TASK BRIEF:
Report how many lines contain "JSON". Give the number and nothing else.

ENTRIES:
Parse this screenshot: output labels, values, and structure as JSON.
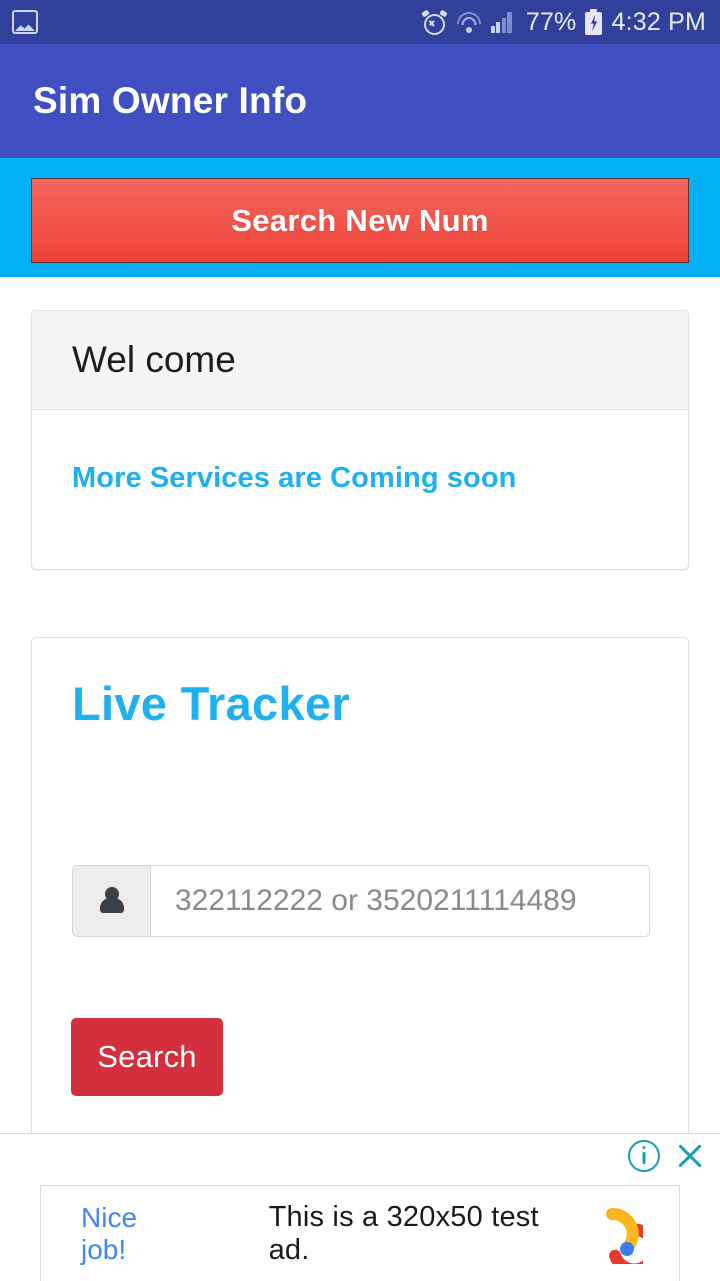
{
  "status_bar": {
    "icons_left": [
      "image-icon"
    ],
    "icons_right": [
      "alarm-icon",
      "wifi-icon",
      "signal-icon",
      "battery-charging-icon"
    ],
    "battery_percent": "77%",
    "time": "4:32 PM"
  },
  "app_bar": {
    "title": "Sim Owner Info",
    "background_color": "#4050C2"
  },
  "hero": {
    "band_color": "#03AFF5",
    "search_new_label": "Search New Num",
    "button_color": "#EE4237"
  },
  "welcome_panel": {
    "heading": "Wel come",
    "message": "More Services are Coming soon",
    "message_color": "#1FB0F0"
  },
  "tracker_panel": {
    "title": "Live Tracker",
    "title_color": "#1FB0F0",
    "input_placeholder": "322112222 or 3520211114489",
    "input_value": "",
    "input_icon": "person-icon",
    "search_label": "Search",
    "search_color": "#D32F3E"
  },
  "ad": {
    "info_icon": "info-icon",
    "close_icon": "close-icon",
    "cta": "Nice job!",
    "body": "This is a 320x50 test ad.",
    "logo": "admob-logo",
    "cta_color": "#4285F4"
  }
}
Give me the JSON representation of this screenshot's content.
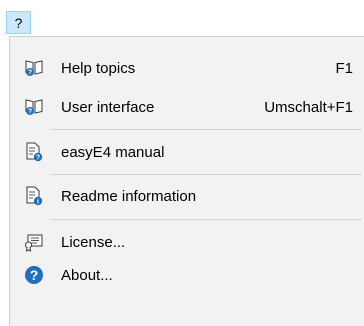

SOLVED PROBLEM:
2